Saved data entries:
▬▬▬▬▬▬▬▬▬▬

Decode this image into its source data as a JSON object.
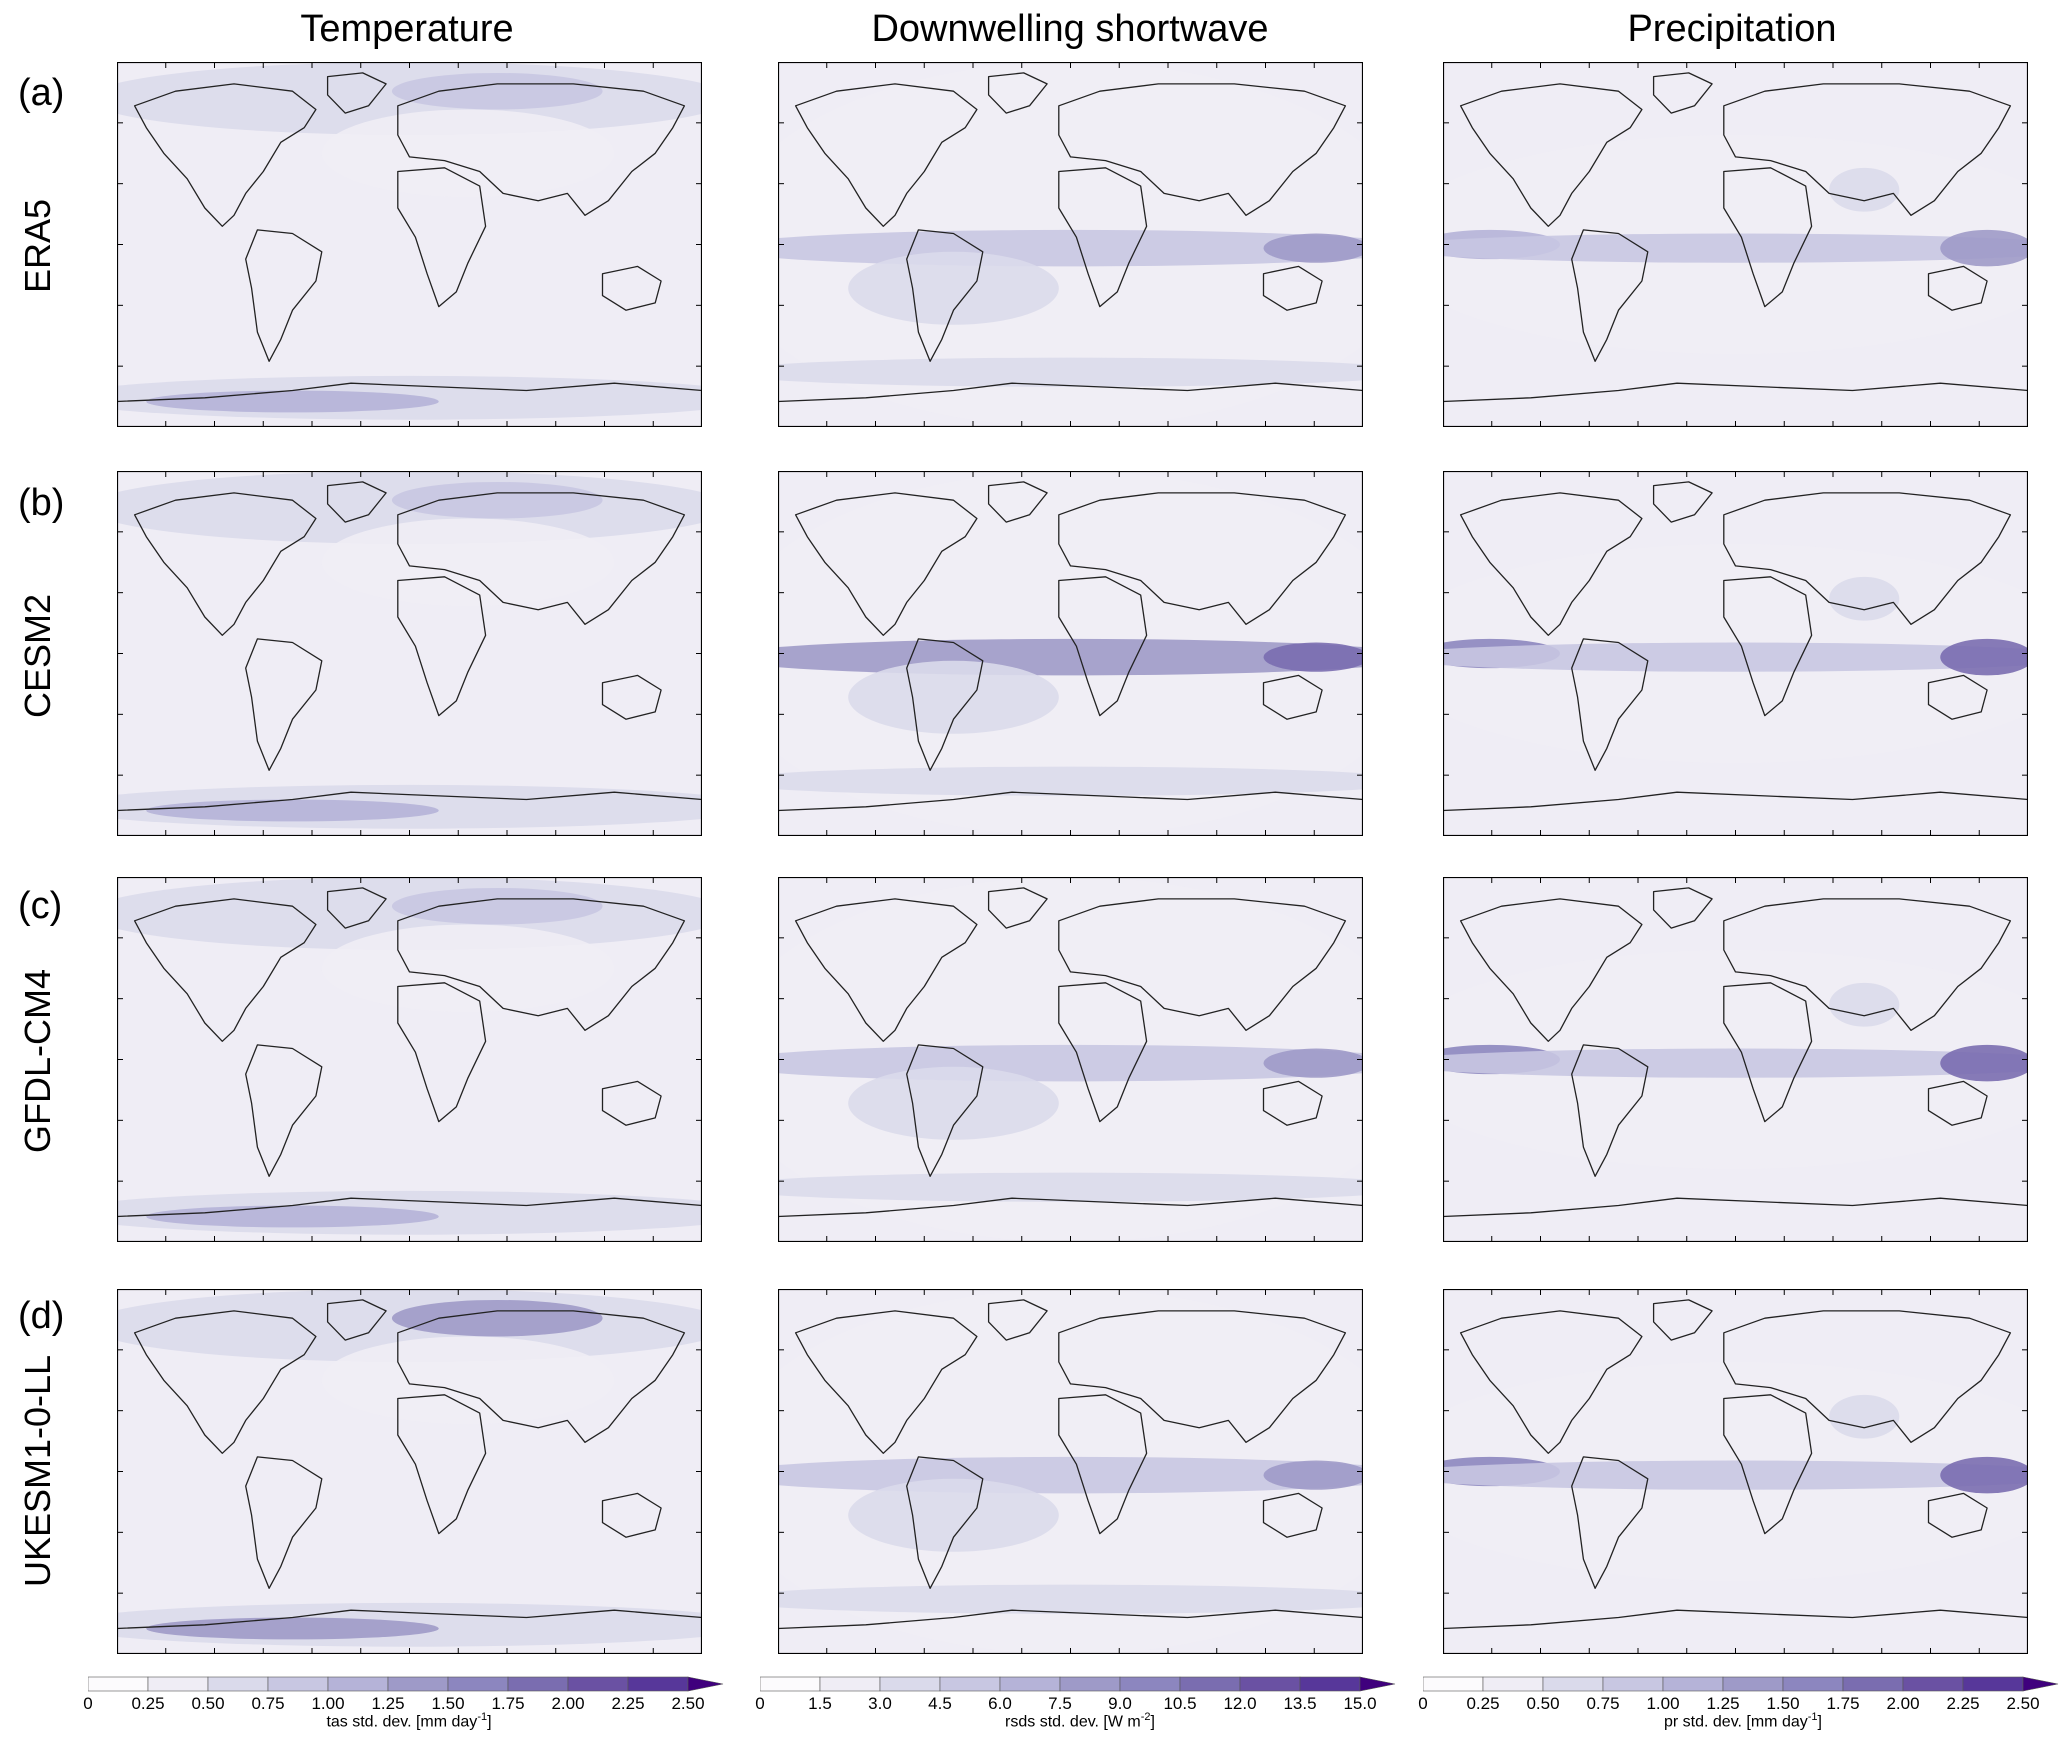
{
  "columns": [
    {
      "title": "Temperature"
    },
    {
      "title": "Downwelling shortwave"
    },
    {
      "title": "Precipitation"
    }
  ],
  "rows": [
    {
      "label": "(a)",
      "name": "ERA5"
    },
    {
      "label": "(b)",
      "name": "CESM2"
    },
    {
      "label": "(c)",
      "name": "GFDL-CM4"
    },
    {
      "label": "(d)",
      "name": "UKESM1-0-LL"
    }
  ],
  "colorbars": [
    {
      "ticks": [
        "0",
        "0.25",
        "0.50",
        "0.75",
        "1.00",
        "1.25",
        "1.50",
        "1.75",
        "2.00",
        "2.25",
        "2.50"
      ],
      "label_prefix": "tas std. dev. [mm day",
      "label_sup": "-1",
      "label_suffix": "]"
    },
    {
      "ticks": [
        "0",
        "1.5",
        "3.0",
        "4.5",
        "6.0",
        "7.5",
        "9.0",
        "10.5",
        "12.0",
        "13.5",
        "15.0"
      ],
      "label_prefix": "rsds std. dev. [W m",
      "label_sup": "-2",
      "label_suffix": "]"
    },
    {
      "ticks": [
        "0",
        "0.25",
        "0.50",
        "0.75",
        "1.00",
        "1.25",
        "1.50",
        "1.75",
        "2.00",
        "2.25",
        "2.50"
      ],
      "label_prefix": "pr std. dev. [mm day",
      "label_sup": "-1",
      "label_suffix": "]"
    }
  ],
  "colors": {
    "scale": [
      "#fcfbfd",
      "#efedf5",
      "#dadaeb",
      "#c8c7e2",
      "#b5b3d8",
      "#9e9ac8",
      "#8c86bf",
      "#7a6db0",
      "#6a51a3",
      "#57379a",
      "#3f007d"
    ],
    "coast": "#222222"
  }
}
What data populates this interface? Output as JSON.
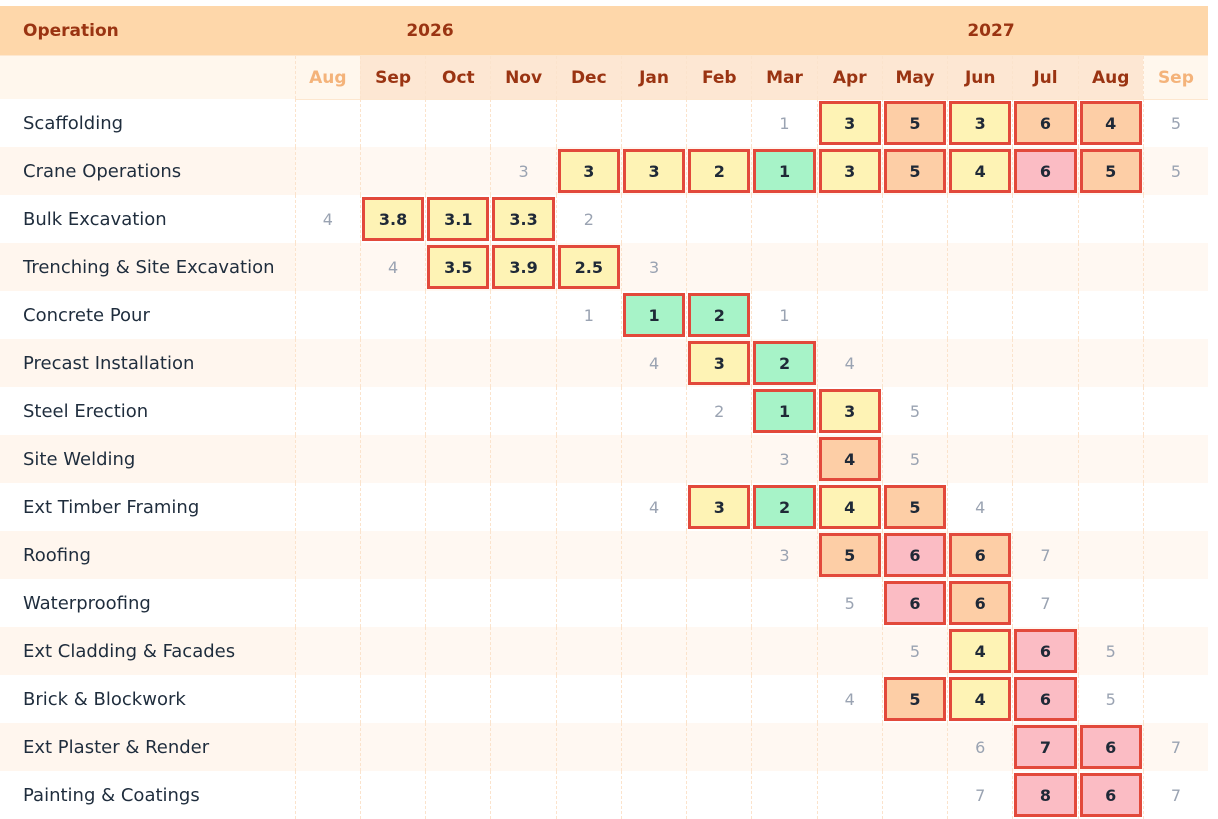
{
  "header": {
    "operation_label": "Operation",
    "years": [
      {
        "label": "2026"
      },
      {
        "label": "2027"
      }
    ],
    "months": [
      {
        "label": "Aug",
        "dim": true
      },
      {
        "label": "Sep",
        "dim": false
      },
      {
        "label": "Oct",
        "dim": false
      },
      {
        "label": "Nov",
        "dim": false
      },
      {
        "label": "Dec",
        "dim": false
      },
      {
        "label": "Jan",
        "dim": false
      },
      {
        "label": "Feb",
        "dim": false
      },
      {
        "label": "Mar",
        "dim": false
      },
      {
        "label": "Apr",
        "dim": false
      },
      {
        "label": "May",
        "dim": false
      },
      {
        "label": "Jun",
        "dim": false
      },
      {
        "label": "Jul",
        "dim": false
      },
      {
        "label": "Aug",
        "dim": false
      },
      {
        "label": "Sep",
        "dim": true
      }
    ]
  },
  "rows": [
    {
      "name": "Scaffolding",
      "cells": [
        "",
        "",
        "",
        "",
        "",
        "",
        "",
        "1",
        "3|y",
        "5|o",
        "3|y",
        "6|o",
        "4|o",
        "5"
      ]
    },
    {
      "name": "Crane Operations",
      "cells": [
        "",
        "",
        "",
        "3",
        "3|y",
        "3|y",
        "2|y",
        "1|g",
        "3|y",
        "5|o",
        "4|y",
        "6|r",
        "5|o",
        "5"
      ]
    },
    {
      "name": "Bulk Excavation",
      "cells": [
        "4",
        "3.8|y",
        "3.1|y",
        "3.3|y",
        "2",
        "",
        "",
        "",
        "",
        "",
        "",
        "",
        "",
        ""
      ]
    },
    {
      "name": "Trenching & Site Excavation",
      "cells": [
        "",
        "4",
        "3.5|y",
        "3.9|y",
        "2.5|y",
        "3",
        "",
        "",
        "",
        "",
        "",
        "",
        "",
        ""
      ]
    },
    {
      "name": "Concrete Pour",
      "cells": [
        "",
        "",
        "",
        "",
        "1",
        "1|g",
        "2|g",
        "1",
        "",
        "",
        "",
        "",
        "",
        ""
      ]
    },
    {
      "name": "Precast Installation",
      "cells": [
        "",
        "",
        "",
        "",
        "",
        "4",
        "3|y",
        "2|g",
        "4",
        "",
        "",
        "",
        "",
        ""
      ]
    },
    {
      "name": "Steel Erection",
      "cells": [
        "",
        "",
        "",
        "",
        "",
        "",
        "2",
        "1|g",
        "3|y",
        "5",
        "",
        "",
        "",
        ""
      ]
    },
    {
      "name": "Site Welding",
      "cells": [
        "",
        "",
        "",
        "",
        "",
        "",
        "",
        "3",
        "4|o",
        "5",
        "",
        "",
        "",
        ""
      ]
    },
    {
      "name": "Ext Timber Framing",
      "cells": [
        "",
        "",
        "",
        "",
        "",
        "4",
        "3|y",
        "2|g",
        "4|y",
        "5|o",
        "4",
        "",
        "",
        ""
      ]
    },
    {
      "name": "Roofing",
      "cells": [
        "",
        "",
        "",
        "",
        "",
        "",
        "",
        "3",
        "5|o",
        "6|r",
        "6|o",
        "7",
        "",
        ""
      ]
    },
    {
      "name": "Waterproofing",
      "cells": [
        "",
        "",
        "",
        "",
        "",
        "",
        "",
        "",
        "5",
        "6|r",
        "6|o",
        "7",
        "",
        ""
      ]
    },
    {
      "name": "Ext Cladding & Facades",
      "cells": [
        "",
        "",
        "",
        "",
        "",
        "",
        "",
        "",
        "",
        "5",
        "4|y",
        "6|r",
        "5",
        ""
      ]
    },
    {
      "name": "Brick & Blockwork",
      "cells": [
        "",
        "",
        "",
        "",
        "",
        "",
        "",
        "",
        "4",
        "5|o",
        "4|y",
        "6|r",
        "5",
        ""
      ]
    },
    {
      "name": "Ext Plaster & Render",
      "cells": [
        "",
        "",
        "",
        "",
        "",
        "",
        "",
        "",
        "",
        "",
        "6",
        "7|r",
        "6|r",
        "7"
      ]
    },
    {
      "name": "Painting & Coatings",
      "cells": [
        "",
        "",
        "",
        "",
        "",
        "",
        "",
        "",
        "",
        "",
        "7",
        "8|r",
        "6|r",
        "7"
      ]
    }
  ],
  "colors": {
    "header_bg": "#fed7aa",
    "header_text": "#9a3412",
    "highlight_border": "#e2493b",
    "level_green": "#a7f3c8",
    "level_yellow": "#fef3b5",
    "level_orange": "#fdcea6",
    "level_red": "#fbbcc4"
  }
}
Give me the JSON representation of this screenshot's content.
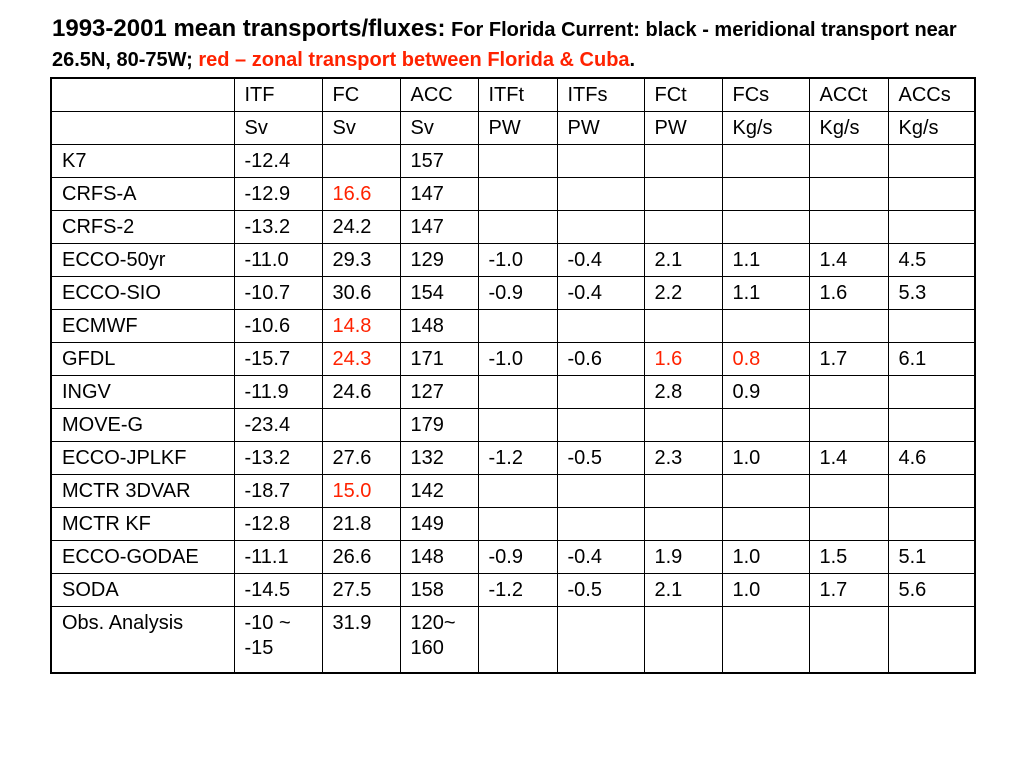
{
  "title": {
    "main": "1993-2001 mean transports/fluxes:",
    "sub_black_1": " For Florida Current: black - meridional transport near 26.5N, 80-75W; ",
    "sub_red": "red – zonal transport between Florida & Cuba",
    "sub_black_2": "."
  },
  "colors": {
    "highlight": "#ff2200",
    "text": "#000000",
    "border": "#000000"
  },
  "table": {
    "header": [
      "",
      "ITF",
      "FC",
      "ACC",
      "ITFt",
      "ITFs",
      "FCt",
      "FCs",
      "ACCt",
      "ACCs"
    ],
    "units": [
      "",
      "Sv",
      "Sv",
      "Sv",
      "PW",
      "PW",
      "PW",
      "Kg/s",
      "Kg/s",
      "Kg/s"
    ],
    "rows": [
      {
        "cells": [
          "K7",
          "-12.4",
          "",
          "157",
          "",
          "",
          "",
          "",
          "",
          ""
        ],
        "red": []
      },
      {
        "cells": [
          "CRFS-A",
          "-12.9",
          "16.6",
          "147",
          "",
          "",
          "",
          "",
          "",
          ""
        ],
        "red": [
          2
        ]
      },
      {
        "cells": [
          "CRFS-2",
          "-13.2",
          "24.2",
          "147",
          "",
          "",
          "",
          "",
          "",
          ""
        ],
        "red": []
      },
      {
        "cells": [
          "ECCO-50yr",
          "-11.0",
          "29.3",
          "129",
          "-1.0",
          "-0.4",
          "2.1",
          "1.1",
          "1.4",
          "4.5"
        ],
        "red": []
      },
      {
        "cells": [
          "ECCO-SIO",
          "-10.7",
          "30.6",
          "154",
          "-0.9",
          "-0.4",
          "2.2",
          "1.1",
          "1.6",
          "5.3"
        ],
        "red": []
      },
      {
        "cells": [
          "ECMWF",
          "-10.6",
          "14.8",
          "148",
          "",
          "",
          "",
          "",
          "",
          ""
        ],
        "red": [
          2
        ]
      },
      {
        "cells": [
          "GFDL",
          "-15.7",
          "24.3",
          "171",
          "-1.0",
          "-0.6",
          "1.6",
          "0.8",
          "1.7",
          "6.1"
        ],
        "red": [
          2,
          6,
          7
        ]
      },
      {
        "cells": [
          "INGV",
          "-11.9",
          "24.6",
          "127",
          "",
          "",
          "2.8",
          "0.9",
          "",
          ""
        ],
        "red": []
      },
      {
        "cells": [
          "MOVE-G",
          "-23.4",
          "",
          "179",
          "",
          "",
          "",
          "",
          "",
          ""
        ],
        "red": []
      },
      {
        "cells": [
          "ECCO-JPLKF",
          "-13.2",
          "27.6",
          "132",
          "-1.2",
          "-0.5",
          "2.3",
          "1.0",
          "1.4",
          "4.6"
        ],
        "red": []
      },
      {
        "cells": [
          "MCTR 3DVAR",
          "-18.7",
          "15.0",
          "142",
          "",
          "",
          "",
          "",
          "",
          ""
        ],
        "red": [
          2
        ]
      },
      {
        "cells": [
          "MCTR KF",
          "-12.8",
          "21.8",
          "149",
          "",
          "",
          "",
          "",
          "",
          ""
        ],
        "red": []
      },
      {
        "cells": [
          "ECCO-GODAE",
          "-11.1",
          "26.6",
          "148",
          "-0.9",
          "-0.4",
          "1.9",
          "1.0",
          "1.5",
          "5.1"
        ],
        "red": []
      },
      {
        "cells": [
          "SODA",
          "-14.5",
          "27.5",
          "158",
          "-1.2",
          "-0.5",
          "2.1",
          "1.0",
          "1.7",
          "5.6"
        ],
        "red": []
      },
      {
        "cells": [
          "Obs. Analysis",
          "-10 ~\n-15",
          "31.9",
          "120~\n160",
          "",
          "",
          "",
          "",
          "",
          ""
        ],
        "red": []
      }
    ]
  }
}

▬▬▬▬▬▬▬▬▬▬

Goal of the exercise:
State the number of lines in the data that include the string "Florida", and add nothing else.

Exercise answer:
2